— Begin —
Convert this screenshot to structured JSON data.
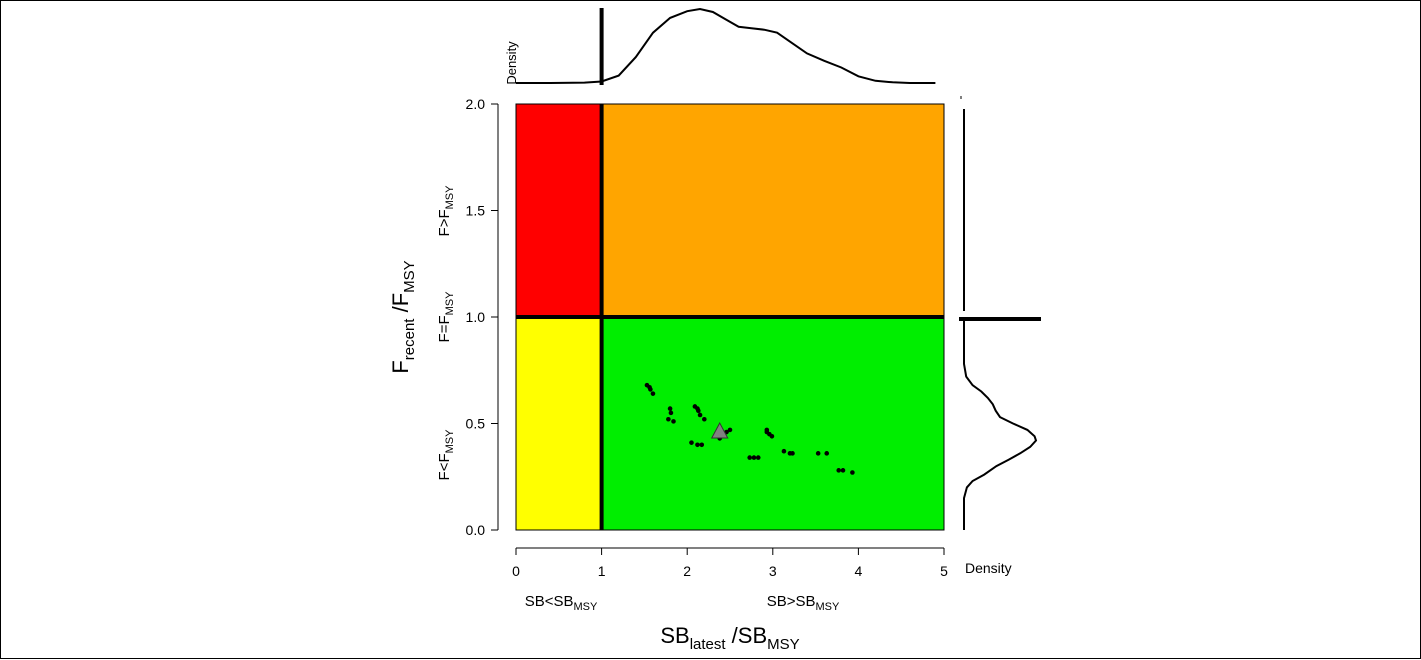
{
  "chart_data": {
    "type": "scatter",
    "title": "",
    "xlabel": {
      "main": "SB",
      "sub": "latest",
      "rest": " /SB",
      "rest_sub": "MSY"
    },
    "ylabel": {
      "main": "F",
      "sub": "recent",
      "rest": " /F",
      "rest_sub": "MSY"
    },
    "xlim": [
      0,
      5
    ],
    "ylim": [
      0,
      2
    ],
    "x_ticks": [
      "0",
      "1",
      "2",
      "3",
      "4",
      "5"
    ],
    "y_ticks": [
      "0.0",
      "0.5",
      "1.0",
      "1.5",
      "2.0"
    ],
    "reference_lines": {
      "sb_ratio": 1,
      "f_ratio": 1
    },
    "quadrants": [
      {
        "name": "overfished-overfishing",
        "x": [
          0,
          1
        ],
        "y": [
          1,
          2
        ],
        "color": "#ff0000"
      },
      {
        "name": "not-overfished-overfishing",
        "x": [
          1,
          5
        ],
        "y": [
          1,
          2
        ],
        "color": "#ffa500"
      },
      {
        "name": "overfished-no-overfishing",
        "x": [
          0,
          1
        ],
        "y": [
          0,
          1
        ],
        "color": "#ffff00"
      },
      {
        "name": "not-overfished-no-overfishing",
        "x": [
          1,
          5
        ],
        "y": [
          0,
          1
        ],
        "color": "#00ee00"
      }
    ],
    "region_labels": {
      "y_upper": {
        "main": "F>F",
        "sub": "MSY"
      },
      "y_mid": {
        "main": "F=F",
        "sub": "MSY"
      },
      "y_lower": {
        "main": "F<F",
        "sub": "MSY"
      },
      "x_left": {
        "main": "SB<SB",
        "sub": "MSY"
      },
      "x_right": {
        "main": "SB>SB",
        "sub": "MSY"
      }
    },
    "points": [
      [
        1.53,
        0.68
      ],
      [
        1.56,
        0.67
      ],
      [
        1.57,
        0.66
      ],
      [
        1.6,
        0.64
      ],
      [
        1.8,
        0.57
      ],
      [
        1.81,
        0.55
      ],
      [
        1.78,
        0.52
      ],
      [
        1.84,
        0.51
      ],
      [
        2.09,
        0.58
      ],
      [
        2.12,
        0.57
      ],
      [
        2.13,
        0.56
      ],
      [
        2.15,
        0.54
      ],
      [
        2.2,
        0.52
      ],
      [
        2.05,
        0.41
      ],
      [
        2.12,
        0.4
      ],
      [
        2.17,
        0.4
      ],
      [
        2.46,
        0.46
      ],
      [
        2.5,
        0.47
      ],
      [
        2.41,
        0.44
      ],
      [
        2.38,
        0.43
      ],
      [
        2.93,
        0.47
      ],
      [
        2.96,
        0.45
      ],
      [
        2.99,
        0.44
      ],
      [
        2.93,
        0.46
      ],
      [
        3.13,
        0.37
      ],
      [
        3.2,
        0.36
      ],
      [
        3.23,
        0.36
      ],
      [
        2.73,
        0.34
      ],
      [
        2.78,
        0.34
      ],
      [
        2.83,
        0.34
      ],
      [
        3.53,
        0.36
      ],
      [
        3.63,
        0.36
      ],
      [
        3.77,
        0.28
      ],
      [
        3.82,
        0.28
      ],
      [
        3.93,
        0.27
      ]
    ],
    "median": {
      "x": 2.38,
      "y": 0.46,
      "color": "#808080"
    },
    "density_top": {
      "label": "Density",
      "x": [
        0.0,
        0.4,
        0.8,
        1.0,
        1.2,
        1.4,
        1.6,
        1.8,
        2.0,
        2.15,
        2.3,
        2.45,
        2.6,
        2.75,
        2.9,
        3.05,
        3.2,
        3.4,
        3.6,
        3.8,
        4.0,
        4.2,
        4.4,
        4.6,
        4.9
      ],
      "y": [
        0.0,
        0.0,
        0.005,
        0.02,
        0.1,
        0.35,
        0.68,
        0.88,
        0.97,
        1.0,
        0.96,
        0.86,
        0.76,
        0.74,
        0.72,
        0.68,
        0.56,
        0.4,
        0.3,
        0.21,
        0.09,
        0.03,
        0.01,
        0.0,
        0.0
      ]
    },
    "density_right": {
      "label": "Density",
      "y": [
        0.0,
        0.15,
        0.2,
        0.23,
        0.26,
        0.3,
        0.33,
        0.36,
        0.39,
        0.42,
        0.44,
        0.47,
        0.5,
        0.53,
        0.56,
        0.59,
        0.62,
        0.65,
        0.68,
        0.72,
        0.78,
        1.0
      ],
      "d": [
        0.0,
        0.0,
        0.04,
        0.12,
        0.28,
        0.45,
        0.62,
        0.78,
        0.92,
        1.0,
        0.98,
        0.88,
        0.68,
        0.5,
        0.44,
        0.4,
        0.33,
        0.24,
        0.12,
        0.03,
        0.0,
        0.0
      ]
    }
  }
}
— End —
Stated exercise: Of the lines above, copy each that contains "overfishing".

Response for this exercise:
        "name": "overfished-overfishing",
        "name": "not-overfished-overfishing",
        "name": "overfished-no-overfishing",
        "name": "not-overfished-no-overfishing",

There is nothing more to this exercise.